** Brief **
Repeat the listing below word for word, keeping every line unchanged.

** Begin Records for this task **

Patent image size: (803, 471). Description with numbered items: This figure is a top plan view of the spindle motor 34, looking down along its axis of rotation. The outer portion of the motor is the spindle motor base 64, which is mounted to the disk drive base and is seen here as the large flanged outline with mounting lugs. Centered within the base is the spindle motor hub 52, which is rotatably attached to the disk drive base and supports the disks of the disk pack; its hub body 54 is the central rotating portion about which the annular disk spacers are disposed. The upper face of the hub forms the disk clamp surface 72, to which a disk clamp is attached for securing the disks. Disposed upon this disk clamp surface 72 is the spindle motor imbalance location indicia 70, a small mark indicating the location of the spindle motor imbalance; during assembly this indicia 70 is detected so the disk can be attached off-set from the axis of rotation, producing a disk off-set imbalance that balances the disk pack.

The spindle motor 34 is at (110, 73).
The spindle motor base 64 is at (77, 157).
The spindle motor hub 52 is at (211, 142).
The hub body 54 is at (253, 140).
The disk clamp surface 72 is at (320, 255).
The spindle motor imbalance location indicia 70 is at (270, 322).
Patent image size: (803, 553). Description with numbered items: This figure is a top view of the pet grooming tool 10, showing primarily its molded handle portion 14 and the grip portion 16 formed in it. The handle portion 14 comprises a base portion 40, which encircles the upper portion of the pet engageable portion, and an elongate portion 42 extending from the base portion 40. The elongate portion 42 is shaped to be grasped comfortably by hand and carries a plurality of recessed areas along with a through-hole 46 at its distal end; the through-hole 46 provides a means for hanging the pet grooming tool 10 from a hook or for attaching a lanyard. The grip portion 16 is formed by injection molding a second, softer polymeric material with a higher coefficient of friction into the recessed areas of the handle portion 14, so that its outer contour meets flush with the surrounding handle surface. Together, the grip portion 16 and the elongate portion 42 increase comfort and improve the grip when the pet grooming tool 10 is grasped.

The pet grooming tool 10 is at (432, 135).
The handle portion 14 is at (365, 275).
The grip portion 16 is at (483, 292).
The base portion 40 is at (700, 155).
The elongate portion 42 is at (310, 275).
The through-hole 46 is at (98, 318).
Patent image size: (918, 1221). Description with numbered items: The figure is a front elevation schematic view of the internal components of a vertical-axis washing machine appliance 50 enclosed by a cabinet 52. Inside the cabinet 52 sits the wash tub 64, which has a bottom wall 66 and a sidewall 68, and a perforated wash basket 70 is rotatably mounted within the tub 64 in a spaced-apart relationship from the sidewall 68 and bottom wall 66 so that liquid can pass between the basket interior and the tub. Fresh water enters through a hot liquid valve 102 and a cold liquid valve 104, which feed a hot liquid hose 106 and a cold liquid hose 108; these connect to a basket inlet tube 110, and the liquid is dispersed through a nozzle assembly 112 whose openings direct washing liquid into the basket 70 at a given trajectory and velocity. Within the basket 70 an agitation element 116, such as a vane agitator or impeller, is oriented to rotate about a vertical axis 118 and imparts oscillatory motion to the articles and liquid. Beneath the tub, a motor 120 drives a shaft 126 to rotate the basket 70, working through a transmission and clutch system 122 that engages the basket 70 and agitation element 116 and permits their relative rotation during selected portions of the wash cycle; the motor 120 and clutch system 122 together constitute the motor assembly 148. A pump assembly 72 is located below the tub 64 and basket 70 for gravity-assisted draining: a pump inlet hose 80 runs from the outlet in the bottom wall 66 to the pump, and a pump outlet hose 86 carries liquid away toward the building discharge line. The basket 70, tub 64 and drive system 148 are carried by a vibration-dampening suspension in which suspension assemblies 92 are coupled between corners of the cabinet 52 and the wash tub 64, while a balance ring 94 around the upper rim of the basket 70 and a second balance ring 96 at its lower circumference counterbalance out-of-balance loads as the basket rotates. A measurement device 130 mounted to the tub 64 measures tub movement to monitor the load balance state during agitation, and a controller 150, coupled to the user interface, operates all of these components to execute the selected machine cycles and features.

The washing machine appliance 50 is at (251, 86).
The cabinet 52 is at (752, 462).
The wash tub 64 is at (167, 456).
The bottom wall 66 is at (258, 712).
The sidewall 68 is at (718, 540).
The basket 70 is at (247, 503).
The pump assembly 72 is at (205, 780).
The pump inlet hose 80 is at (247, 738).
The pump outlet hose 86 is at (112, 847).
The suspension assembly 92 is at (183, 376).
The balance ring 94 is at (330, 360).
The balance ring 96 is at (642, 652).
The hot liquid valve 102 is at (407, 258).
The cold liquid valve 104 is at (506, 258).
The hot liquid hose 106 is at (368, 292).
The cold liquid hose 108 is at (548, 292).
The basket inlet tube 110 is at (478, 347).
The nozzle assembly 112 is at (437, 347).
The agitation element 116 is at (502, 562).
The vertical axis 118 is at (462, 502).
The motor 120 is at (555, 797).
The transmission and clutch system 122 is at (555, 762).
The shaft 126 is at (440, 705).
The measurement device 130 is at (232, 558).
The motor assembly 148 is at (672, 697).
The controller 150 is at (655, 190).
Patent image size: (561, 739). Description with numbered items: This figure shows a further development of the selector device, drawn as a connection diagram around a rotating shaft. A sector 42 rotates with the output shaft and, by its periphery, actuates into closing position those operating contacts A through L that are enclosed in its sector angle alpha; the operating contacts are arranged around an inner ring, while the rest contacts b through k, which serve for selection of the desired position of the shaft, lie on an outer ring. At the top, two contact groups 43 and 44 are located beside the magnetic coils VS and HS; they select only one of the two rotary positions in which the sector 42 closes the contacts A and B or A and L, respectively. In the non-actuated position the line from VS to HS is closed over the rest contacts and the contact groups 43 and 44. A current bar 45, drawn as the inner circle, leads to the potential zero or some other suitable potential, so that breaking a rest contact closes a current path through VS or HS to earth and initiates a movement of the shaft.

** End Records for this task **

** Solution to the problem **
Patent image size: (803, 471). Description with numbered items: This figure is a top plan view of the spindle motor 34, looking down along its axis of rotation. The outer portion of the motor is the spindle motor base 64, which is mounted to the disk drive base and is seen here as the large flanged outline with mounting lugs. Centered within the base is the spindle motor hub 52, which is rotatably attached to the disk drive base and supports the disks of the disk pack; its hub body 54 is the central rotating portion about which the annular disk spacers are disposed. The upper face of the hub forms the disk clamp surface 72, to which a disk clamp is attached for securing the disks. Disposed upon this disk clamp surface 72 is the spindle motor imbalance location indicia 70, a small mark indicating the location of the spindle motor imbalance; during assembly this indicia 70 is detected so the disk can be attached off-set from the axis of rotation, producing a disk off-set imbalance that balances the disk pack.

The spindle motor 34 is at (110, 73).
The spindle motor base 64 is at (77, 157).
The spindle motor hub 52 is at (211, 142).
The hub body 54 is at (253, 140).
The disk clamp surface 72 is at (320, 255).
The spindle motor imbalance location indicia 70 is at (270, 322).
Patent image size: (803, 553). Description with numbered items: This figure is a top view of the pet grooming tool 10, showing primarily its molded handle portion 14 and the grip portion 16 formed in it. The handle portion 14 comprises a base portion 40, which encircles the upper portion of the pet engageable portion, and an elongate portion 42 extending from the base portion 40. The elongate portion 42 is shaped to be grasped comfortably by hand and carries a plurality of recessed areas along with a through-hole 46 at its distal end; the through-hole 46 provides a means for hanging the pet grooming tool 10 from a hook or for attaching a lanyard. The grip portion 16 is formed by injection molding a second, softer polymeric material with a higher coefficient of friction into the recessed areas of the handle portion 14, so that its outer contour meets flush with the surrounding handle surface. Together, the grip portion 16 and the elongate portion 42 increase comfort and improve the grip when the pet grooming tool 10 is grasped.

The pet grooming tool 10 is at (432, 135).
The handle portion 14 is at (365, 275).
The grip portion 16 is at (483, 292).
The base portion 40 is at (700, 155).
The elongate portion 42 is at (310, 275).
The through-hole 46 is at (98, 318).
Patent image size: (918, 1221). Description with numbered items: The figure is a front elevation schematic view of the internal components of a vertical-axis washing machine appliance 50 enclosed by a cabinet 52. Inside the cabinet 52 sits the wash tub 64, which has a bottom wall 66 and a sidewall 68, and a perforated wash basket 70 is rotatably mounted within the tub 64 in a spaced-apart relationship from the sidewall 68 and bottom wall 66 so that liquid can pass between the basket interior and the tub. Fresh water enters through a hot liquid valve 102 and a cold liquid valve 104, which feed a hot liquid hose 106 and a cold liquid hose 108; these connect to a basket inlet tube 110, and the liquid is dispersed through a nozzle assembly 112 whose openings direct washing liquid into the basket 70 at a given trajectory and velocity. Within the basket 70 an agitation element 116, such as a vane agitator or impeller, is oriented to rotate about a vertical axis 118 and imparts oscillatory motion to the articles and liquid. Beneath the tub, a motor 120 drives a shaft 126 to rotate the basket 70, working through a transmission and clutch system 122 that engages the basket 70 and agitation element 116 and permits their relative rotation during selected portions of the wash cycle; the motor 120 and clutch system 122 together constitute the motor assembly 148. A pump assembly 72 is located below the tub 64 and basket 70 for gravity-assisted draining: a pump inlet hose 80 runs from the outlet in the bottom wall 66 to the pump, and a pump outlet hose 86 carries liquid away toward the building discharge line. The basket 70, tub 64 and drive system 148 are carried by a vibration-dampening suspension in which suspension assemblies 92 are coupled between corners of the cabinet 52 and the wash tub 64, while a balance ring 94 around the upper rim of the basket 70 and a second balance ring 96 at its lower circumference counterbalance out-of-balance loads as the basket rotates. A measurement device 130 mounted to the tub 64 measures tub movement to monitor the load balance state during agitation, and a controller 150, coupled to the user interface, operates all of these components to execute the selected machine cycles and features.

The washing machine appliance 50 is at (251, 86).
The cabinet 52 is at (752, 462).
The wash tub 64 is at (167, 456).
The bottom wall 66 is at (258, 712).
The sidewall 68 is at (718, 540).
The basket 70 is at (247, 503).
The pump assembly 72 is at (205, 780).
The pump inlet hose 80 is at (247, 738).
The pump outlet hose 86 is at (112, 847).
The suspension assembly 92 is at (183, 376).
The balance ring 94 is at (330, 360).
The balance ring 96 is at (642, 652).
The hot liquid valve 102 is at (407, 258).
The cold liquid valve 104 is at (506, 258).
The hot liquid hose 106 is at (368, 292).
The cold liquid hose 108 is at (548, 292).
The basket inlet tube 110 is at (478, 347).
The nozzle assembly 112 is at (437, 347).
The agitation element 116 is at (502, 562).
The vertical axis 118 is at (462, 502).
The motor 120 is at (555, 797).
The transmission and clutch system 122 is at (555, 762).
The shaft 126 is at (440, 705).
The measurement device 130 is at (232, 558).
The motor assembly 148 is at (672, 697).
The controller 150 is at (655, 190).
Patent image size: (561, 739). Description with numbered items: This figure shows a further development of the selector device, drawn as a connection diagram around a rotating shaft. A sector 42 rotates with the output shaft and, by its periphery, actuates into closing position those operating contacts A through L that are enclosed in its sector angle alpha; the operating contacts are arranged around an inner ring, while the rest contacts b through k, which serve for selection of the desired position of the shaft, lie on an outer ring. At the top, two contact groups 43 and 44 are located beside the magnetic coils VS and HS; they select only one of the two rotary positions in which the sector 42 closes the contacts A and B or A and L, respectively. In the non-actuated position the line from VS to HS is closed over the rest contacts and the contact groups 43 and 44. A current bar 45, drawn as the inner circle, leads to the potential zero or some other suitable potential, so that breaking a rest contact closes a current path through VS or HS to earth and initiates a movement of the shaft.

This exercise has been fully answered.